──────── Data listing

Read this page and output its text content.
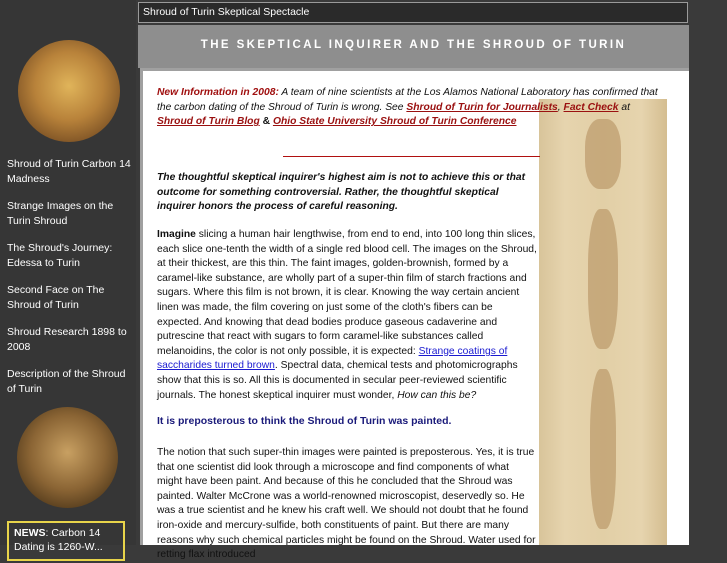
Shroud of Turin Carbon 14 Madness
Strange Images on the Turin Shroud
The Shroud's Journey: Edessa to Turin
Second Face on The Shroud of Turin
Shroud Research 1898 to 2008
Description of the Shroud of Turin
NEWS: Carbon 14 Dating is 1260-W...
Shroud of Turin Skeptical Spectacle
THE SKEPTICAL INQUIRER AND THE SHROUD OF TURIN
New Information in 2008: A team of nine scientists at the Los Alamos National Laboratory has confirmed that the carbon dating of the Shroud of Turin is wrong. See Shroud of Turin for Journalists, Fact Check at Shroud of Turin Blog & Ohio State University Shroud of Turin Conference
The thoughtful skeptical inquirer's highest aim is not to achieve this or that outcome for something controversial. Rather, the thoughtful skeptical inquirer honors the process of careful reasoning.
Imagine slicing a human hair lengthwise, from end to end, into 100 long thin slices, each slice one-tenth the width of a single red blood cell. The images on the Shroud, at their thickest, are this thin. The faint images, golden-brownish, formed by a caramel-like substance, are wholly part of a super-thin film of starch fractions and sugars. Where this film is not brown, it is clear. Knowing the way certain ancient linen was made, the film covering on just some of the cloth's fibers can be expected. And knowing that dead bodies produce gaseous cadaverine and putrescine that react with sugars to form caramel-like substances called melanoidins, the color is not only possible, it is expected: Strange coatings of saccharides turned brown. Spectral data, chemical tests and photomicrographs show that this is so. All this is documented in secular peer-reviewed scientific journals. The honest skeptical inquirer must wonder, How can this be?
It is preposterous to think the Shroud of Turin was painted.
The notion that such super-thin images were painted is preposterous. Yes, it is true that one scientist did look through a microscope and find components of what might have been paint. And because of this he concluded that the Shroud was painted. Walter McCrone was a world-renowned microscopist, deservedly so. He was a true scientist and he knew his craft well. We should not doubt that he found iron-oxide and mercury-sulfide, both constituents of paint. But there are many reasons why such chemical particles might be found on the Shroud. Water used for retting flax introduced
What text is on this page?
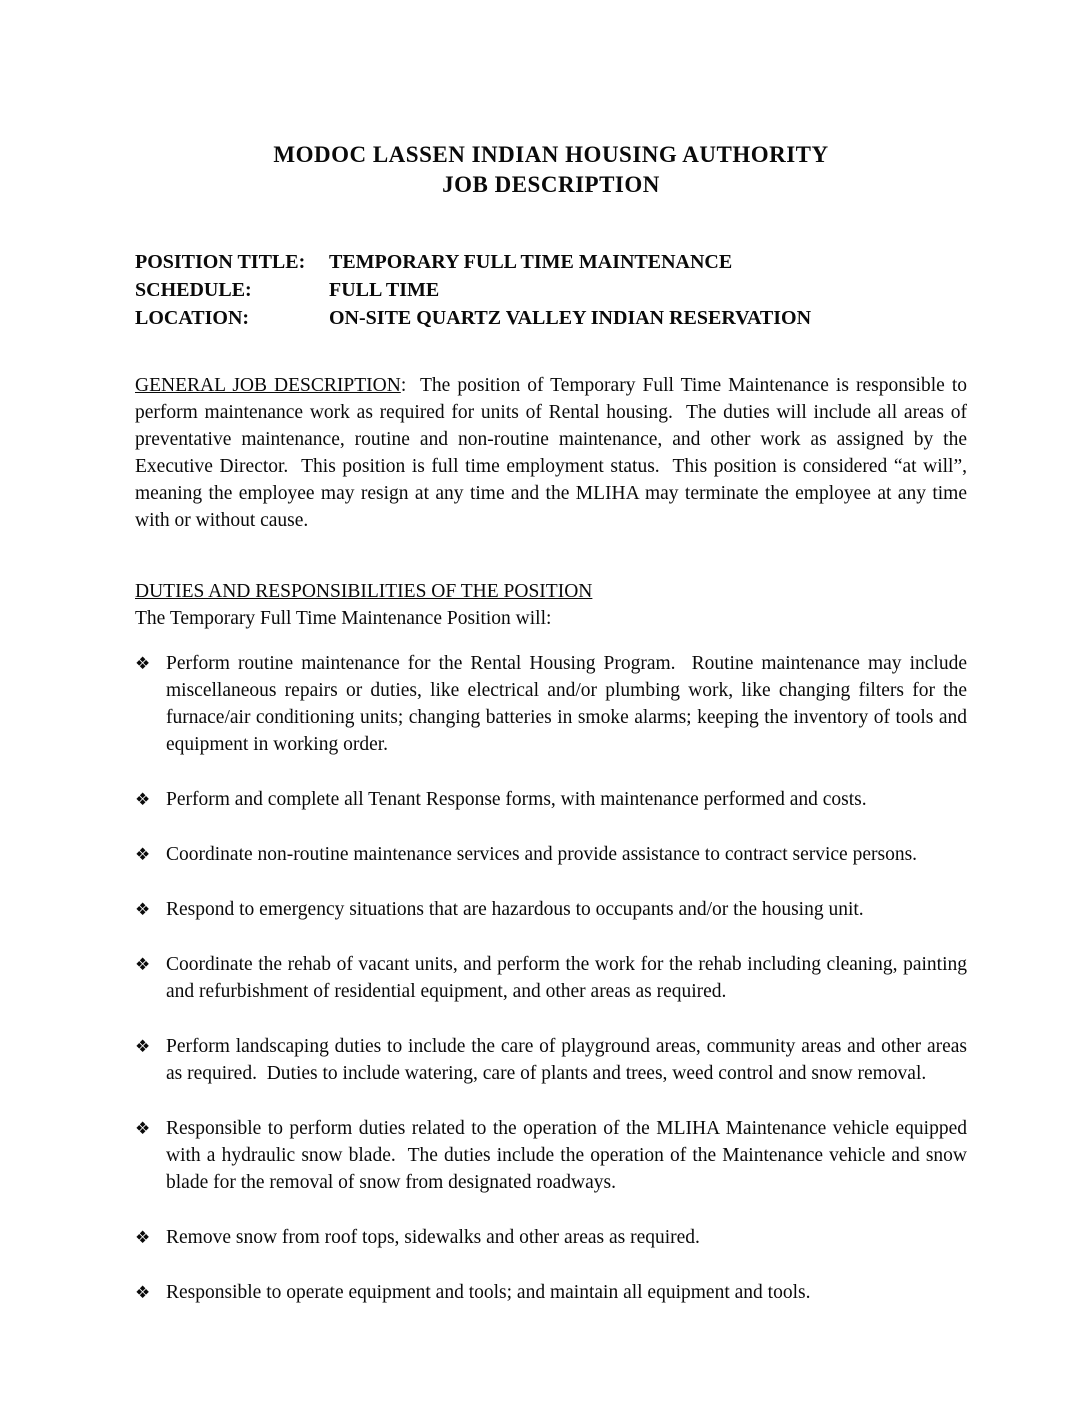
MODOC LASSEN INDIAN HOUSING AUTHORITY
JOB DESCRIPTION
POSITION TITLE:	TEMPORARY FULL TIME MAINTENANCE
SCHEDULE:	FULL TIME
LOCATION:	ON-SITE QUARTZ VALLEY INDIAN RESERVATION

GENERAL JOB DESCRIPTION:  The position of Temporary Full Time Maintenance is responsible to perform maintenance work as required for units of Rental housing.  The duties will include all areas of preventative maintenance, routine and non-routine maintenance, and other work as assigned by the Executive Director.  This position is full time employment status.  This position is considered “at will”, meaning the employee may resign at any time and the MLIHA may terminate the employee at any time with or without cause.

DUTIES AND RESPONSIBILITIES OF THE POSITION

The Temporary Full Time Maintenance Position will:

❖ Perform routine maintenance for the Rental Housing Program.  Routine maintenance may include miscellaneous repairs or duties, like electrical and/or plumbing work, like changing filters for the furnace/air conditioning units; changing batteries in smoke alarms; keeping the inventory of tools and equipment in working order.
❖ Perform and complete all Tenant Response forms, with maintenance performed and costs.
❖ Coordinate non-routine maintenance services and provide assistance to contract service persons.
❖ Respond to emergency situations that are hazardous to occupants and/or the housing unit.
❖ Coordinate the rehab of vacant units, and perform the work for the rehab including cleaning, painting and refurbishment of residential equipment, and other areas as required.
❖ Perform landscaping duties to include the care of playground areas, community areas and other areas as required.  Duties to include watering, care of plants and trees, weed control and snow removal.
❖ Responsible to perform duties related to the operation of the MLIHA Maintenance vehicle equipped with a hydraulic snow blade.  The duties include the operation of the Maintenance vehicle and snow blade for the removal of snow from designated roadways.
❖ Remove snow from roof tops, sidewalks and other areas as required.
❖ Responsible to operate equipment and tools; and maintain all equipment and tools.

────────────────

Pick out each line above that includes "required" and show it.

GENERAL JOB DESCRIPTION:  The position of Temporary Full Time Maintenance is responsible to perform maintenance work as required for units of Rental housing.  The duties will include all areas of preventative maintenance, routine and non-routine maintenance, and other work as assigned by the Executive Director.  This position is full time employment status.  This position is considered “at will”, meaning the employee may resign at any time and the MLIHA may terminate the employee at any time with or without cause.
❖ Coordinate the rehab of vacant units, and perform the work for the rehab including cleaning, painting and refurbishment of residential equipment, and other areas as required.
❖ Perform landscaping duties to include the care of playground areas, community areas and other areas as required.  Duties to include watering, care of plants and trees, weed control and snow removal.
❖ Remove snow from roof tops, sidewalks and other areas as required.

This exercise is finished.